Exercise inputs >>
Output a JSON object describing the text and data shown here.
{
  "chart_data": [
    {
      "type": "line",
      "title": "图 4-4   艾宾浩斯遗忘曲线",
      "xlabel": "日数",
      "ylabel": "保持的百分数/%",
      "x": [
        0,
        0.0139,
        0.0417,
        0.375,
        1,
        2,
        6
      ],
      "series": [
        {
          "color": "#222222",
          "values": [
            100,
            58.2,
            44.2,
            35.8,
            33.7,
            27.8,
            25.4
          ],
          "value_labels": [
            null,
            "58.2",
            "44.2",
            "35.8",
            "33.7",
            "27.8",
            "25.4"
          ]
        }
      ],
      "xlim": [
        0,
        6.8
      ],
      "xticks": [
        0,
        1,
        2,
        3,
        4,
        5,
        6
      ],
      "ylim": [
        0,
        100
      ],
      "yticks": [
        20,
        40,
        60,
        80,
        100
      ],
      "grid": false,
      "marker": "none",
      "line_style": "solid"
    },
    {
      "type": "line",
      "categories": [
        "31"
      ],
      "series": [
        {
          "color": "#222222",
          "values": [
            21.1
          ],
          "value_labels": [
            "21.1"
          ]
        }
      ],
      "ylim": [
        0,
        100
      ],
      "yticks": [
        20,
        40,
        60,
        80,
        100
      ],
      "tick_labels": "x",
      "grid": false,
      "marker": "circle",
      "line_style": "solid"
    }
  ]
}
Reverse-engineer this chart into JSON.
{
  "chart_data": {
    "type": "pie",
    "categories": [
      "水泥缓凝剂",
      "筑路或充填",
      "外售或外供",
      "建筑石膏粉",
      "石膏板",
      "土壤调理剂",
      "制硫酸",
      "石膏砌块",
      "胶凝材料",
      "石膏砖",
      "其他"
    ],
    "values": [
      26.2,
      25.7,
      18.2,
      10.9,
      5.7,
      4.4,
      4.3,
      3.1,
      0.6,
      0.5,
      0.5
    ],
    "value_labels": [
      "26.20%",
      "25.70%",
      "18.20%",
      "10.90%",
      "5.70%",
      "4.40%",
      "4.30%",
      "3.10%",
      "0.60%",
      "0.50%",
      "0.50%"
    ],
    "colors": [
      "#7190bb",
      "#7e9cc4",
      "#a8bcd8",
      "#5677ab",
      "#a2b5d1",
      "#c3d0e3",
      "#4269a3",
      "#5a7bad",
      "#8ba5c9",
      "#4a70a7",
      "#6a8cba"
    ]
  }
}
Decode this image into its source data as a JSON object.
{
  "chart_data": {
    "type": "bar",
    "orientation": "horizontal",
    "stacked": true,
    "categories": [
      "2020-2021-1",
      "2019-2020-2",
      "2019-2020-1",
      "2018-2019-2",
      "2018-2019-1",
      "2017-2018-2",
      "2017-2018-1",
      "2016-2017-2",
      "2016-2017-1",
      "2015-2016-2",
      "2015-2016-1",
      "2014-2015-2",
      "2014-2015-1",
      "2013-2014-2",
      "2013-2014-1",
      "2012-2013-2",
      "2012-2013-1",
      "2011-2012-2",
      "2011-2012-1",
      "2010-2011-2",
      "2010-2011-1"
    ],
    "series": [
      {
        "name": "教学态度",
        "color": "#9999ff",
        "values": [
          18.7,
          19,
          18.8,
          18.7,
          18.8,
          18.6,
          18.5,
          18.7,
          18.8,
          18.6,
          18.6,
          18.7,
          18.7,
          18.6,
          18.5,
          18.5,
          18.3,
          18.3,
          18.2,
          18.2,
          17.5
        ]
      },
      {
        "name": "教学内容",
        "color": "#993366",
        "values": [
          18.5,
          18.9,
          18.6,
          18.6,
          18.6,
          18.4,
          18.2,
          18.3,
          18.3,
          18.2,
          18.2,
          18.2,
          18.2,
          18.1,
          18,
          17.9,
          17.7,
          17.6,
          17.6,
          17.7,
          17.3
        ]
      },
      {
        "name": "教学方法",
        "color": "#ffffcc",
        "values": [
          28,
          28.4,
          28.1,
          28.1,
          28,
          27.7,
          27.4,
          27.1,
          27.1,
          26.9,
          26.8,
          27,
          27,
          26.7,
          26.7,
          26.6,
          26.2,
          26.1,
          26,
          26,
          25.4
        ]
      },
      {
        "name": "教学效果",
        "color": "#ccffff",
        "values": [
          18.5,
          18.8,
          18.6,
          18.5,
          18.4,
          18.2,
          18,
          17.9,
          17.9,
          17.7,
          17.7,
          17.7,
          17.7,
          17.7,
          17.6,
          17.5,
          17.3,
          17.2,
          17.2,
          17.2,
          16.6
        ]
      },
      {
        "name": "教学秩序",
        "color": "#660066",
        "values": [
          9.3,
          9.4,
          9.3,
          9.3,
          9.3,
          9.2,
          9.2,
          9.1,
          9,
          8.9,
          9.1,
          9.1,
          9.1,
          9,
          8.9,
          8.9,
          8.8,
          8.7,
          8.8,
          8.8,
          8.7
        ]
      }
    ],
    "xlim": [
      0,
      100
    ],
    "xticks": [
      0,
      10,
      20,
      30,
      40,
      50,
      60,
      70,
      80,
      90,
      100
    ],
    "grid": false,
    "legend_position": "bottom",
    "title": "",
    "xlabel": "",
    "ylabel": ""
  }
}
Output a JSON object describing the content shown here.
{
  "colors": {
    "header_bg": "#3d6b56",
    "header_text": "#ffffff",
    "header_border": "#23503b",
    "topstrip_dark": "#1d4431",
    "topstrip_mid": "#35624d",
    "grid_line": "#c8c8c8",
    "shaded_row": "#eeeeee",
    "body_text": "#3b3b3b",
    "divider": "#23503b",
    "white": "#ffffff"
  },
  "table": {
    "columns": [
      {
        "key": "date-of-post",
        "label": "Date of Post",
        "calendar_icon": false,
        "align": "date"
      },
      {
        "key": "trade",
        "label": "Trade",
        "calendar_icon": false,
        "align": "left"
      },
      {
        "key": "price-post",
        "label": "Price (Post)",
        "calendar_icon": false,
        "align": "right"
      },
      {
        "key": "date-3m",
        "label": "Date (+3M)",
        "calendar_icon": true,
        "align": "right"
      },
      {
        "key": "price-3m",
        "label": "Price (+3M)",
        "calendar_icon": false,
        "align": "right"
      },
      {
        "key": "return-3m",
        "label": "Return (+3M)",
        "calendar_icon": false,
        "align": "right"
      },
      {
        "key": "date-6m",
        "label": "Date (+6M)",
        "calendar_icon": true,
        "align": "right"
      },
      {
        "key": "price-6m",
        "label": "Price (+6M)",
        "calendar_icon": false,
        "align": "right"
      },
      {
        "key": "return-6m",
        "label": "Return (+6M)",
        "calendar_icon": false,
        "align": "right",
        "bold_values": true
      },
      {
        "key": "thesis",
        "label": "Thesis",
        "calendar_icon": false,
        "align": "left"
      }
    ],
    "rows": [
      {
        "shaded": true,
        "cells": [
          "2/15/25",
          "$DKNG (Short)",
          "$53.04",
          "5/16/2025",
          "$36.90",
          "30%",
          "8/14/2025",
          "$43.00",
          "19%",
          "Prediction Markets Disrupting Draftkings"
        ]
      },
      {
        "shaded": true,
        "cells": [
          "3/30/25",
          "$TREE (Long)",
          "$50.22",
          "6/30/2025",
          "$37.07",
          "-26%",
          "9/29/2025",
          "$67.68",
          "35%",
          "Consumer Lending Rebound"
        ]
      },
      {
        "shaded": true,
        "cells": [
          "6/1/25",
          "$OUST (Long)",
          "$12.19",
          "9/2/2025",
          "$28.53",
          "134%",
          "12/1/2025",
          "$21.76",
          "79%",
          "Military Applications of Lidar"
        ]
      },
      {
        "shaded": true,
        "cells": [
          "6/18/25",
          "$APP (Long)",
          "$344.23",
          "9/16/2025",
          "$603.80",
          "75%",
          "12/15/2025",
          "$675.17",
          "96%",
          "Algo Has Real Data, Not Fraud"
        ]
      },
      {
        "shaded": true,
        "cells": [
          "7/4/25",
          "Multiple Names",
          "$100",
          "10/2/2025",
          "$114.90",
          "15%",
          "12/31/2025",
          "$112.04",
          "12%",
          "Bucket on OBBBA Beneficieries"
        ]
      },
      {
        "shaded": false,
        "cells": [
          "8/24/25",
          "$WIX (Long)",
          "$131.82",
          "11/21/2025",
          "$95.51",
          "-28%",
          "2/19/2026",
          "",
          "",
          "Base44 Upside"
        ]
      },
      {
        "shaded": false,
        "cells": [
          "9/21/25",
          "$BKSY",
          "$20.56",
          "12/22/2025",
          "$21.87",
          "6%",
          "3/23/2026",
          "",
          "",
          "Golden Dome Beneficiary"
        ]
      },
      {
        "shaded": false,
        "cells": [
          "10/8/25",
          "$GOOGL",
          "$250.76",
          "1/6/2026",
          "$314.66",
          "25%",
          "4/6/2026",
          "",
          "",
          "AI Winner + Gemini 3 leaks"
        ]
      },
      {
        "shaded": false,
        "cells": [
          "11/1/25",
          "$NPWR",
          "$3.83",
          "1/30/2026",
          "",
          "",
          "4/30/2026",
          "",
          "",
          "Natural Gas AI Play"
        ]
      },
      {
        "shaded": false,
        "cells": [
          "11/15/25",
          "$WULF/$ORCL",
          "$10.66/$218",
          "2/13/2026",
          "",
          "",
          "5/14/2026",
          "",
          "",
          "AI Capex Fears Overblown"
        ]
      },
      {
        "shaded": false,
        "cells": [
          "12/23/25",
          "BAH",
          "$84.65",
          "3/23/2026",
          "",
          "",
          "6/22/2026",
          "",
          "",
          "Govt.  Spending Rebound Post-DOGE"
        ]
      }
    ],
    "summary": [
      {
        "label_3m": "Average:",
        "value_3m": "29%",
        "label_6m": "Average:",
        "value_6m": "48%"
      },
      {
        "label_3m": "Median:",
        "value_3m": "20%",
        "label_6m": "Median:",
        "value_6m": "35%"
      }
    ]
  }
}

Work to be completed >> Find every line that holds "type" and copy it.

Task answer >>
      "type": "line",
      "type": "line",
    "type": "pie",
    "type": "bar",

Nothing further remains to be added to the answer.